• DIRECTIVE
Print the entire listing. Each line must match the original exactly.
________________________
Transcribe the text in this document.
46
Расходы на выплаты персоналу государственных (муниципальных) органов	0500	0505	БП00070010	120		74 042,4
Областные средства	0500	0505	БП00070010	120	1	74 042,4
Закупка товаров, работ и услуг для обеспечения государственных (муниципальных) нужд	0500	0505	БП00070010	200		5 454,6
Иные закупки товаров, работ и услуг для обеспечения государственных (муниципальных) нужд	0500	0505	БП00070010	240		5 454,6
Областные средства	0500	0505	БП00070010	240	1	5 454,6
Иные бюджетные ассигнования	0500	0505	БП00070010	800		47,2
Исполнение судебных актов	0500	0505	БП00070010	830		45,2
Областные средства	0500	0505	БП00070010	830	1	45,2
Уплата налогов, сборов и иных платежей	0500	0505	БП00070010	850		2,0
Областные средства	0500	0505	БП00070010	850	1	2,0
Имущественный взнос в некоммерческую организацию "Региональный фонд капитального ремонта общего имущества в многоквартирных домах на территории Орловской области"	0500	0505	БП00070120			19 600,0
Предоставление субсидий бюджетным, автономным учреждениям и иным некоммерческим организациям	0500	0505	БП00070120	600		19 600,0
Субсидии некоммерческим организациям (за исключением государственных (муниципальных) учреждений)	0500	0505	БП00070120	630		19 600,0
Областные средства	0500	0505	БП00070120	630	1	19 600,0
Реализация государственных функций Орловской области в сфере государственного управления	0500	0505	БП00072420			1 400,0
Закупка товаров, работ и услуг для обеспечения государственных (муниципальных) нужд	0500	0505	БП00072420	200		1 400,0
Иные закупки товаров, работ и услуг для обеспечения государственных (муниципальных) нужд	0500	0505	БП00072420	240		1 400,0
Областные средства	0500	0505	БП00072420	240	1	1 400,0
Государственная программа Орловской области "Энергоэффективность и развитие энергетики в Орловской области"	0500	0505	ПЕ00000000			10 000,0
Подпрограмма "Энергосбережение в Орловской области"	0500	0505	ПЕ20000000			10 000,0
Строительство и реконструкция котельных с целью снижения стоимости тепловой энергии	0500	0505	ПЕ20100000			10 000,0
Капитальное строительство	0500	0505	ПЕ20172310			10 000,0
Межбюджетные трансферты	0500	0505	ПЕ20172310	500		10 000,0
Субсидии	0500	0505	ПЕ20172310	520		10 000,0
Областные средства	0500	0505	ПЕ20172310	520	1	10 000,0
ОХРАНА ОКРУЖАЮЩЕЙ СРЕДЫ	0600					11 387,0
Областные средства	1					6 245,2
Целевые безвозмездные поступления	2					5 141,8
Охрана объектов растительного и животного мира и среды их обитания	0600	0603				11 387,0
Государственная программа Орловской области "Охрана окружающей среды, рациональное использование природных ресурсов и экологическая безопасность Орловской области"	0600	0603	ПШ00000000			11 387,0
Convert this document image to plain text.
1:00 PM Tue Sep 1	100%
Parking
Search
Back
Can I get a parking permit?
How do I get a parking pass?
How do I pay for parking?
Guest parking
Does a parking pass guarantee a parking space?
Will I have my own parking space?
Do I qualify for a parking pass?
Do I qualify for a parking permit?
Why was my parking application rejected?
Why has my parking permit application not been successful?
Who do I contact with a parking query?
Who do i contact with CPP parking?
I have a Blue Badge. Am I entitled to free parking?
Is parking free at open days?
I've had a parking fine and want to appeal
________________________
• RESULT
Transcribe the text in this document.
46
Расходы на выплаты персоналу государственных (муниципальных) органов	0500	0505	БП00070010	120		74 042,4
Областные средства	0500	0505	БП00070010	120	1	74 042,4
Закупка товаров, работ и услуг для обеспечения государственных (муниципальных) нужд	0500	0505	БП00070010	200		5 454,6
Иные закупки товаров, работ и услуг для обеспечения государственных (муниципальных) нужд	0500	0505	БП00070010	240		5 454,6
Областные средства	0500	0505	БП00070010	240	1	5 454,6
Иные бюджетные ассигнования	0500	0505	БП00070010	800		47,2
Исполнение судебных актов	0500	0505	БП00070010	830		45,2
Областные средства	0500	0505	БП00070010	830	1	45,2
Уплата налогов, сборов и иных платежей	0500	0505	БП00070010	850		2,0
Областные средства	0500	0505	БП00070010	850	1	2,0
Имущественный взнос в некоммерческую организацию "Региональный фонд капитального ремонта общего имущества в многоквартирных домах на территории Орловской области"	0500	0505	БП00070120			19 600,0
Предоставление субсидий бюджетным, автономным учреждениям и иным некоммерческим организациям	0500	0505	БП00070120	600		19 600,0
Субсидии некоммерческим организациям (за исключением государственных (муниципальных) учреждений)	0500	0505	БП00070120	630		19 600,0
Областные средства	0500	0505	БП00070120	630	1	19 600,0
Реализация государственных функций Орловской области в сфере государственного управления	0500	0505	БП00072420			1 400,0
Закупка товаров, работ и услуг для обеспечения государственных (муниципальных) нужд	0500	0505	БП00072420	200		1 400,0
Иные закупки товаров, работ и услуг для обеспечения государственных (муниципальных) нужд	0500	0505	БП00072420	240		1 400,0
Областные средства	0500	0505	БП00072420	240	1	1 400,0
Государственная программа Орловской области "Энергоэффективность и развитие энергетики в Орловской области"	0500	0505	ПЕ00000000			10 000,0
Подпрограмма "Энергосбережение в Орловской области"	0500	0505	ПЕ20000000			10 000,0
Строительство и реконструкция котельных с целью снижения стоимости тепловой энергии	0500	0505	ПЕ20100000			10 000,0
Капитальное строительство	0500	0505	ПЕ20172310			10 000,0
Межбюджетные трансферты	0500	0505	ПЕ20172310	500		10 000,0
Субсидии	0500	0505	ПЕ20172310	520		10 000,0
Областные средства	0500	0505	ПЕ20172310	520	1	10 000,0
ОХРАНА ОКРУЖАЮЩЕЙ СРЕДЫ	0600					11 387,0
Областные средства	1					6 245,2
Целевые безвозмездные поступления	2					5 141,8
Охрана объектов растительного и животного мира и среды их обитания	0600	0603				11 387,0
Государственная программа Орловской области "Охрана окружающей среды, рациональное использование природных ресурсов и экологическая безопасность Орловской области"	0600	0603	ПШ00000000			11 387,0
Convert this document image to plain text.
1:00 PM Tue Sep 1	100%
Parking
Search
Back
Can I get a parking permit?
How do I get a parking pass?
How do I pay for parking?
Guest parking
Does a parking pass guarantee a parking space?
Will I have my own parking space?
Do I qualify for a parking pass?
Do I qualify for a parking permit?
Why was my parking application rejected?
Why has my parking permit application not been successful?
Who do I contact with a parking query?
Who do i contact with CPP parking?
I have a Blue Badge. Am I entitled to free parking?
Is parking free at open days?
I've had a parking fine and want to appeal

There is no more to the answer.